### Work to be completed
Copy every line with the string "Member" in it.

Saved entries

◆ ◆ ◆

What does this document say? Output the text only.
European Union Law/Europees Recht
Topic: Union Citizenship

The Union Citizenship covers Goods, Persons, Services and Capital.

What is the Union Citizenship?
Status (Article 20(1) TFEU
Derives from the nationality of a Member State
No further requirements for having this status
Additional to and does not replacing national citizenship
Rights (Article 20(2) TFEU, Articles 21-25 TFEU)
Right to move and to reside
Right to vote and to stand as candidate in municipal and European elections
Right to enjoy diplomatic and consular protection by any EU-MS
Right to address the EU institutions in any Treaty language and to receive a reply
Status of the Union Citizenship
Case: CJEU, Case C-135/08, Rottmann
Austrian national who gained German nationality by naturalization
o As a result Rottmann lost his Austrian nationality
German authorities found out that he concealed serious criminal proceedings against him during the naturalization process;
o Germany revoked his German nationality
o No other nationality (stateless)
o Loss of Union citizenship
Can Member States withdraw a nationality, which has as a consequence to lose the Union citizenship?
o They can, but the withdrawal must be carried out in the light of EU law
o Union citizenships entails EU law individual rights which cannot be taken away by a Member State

◆ ◆ ◆

### Response to the task
Derives from the nationality of a Member State
Can Member States withdraw a nationality, which has as a consequence to lose the Union citizenship?
o Union citizenships entails EU law individual rights which cannot be taken away by a Member State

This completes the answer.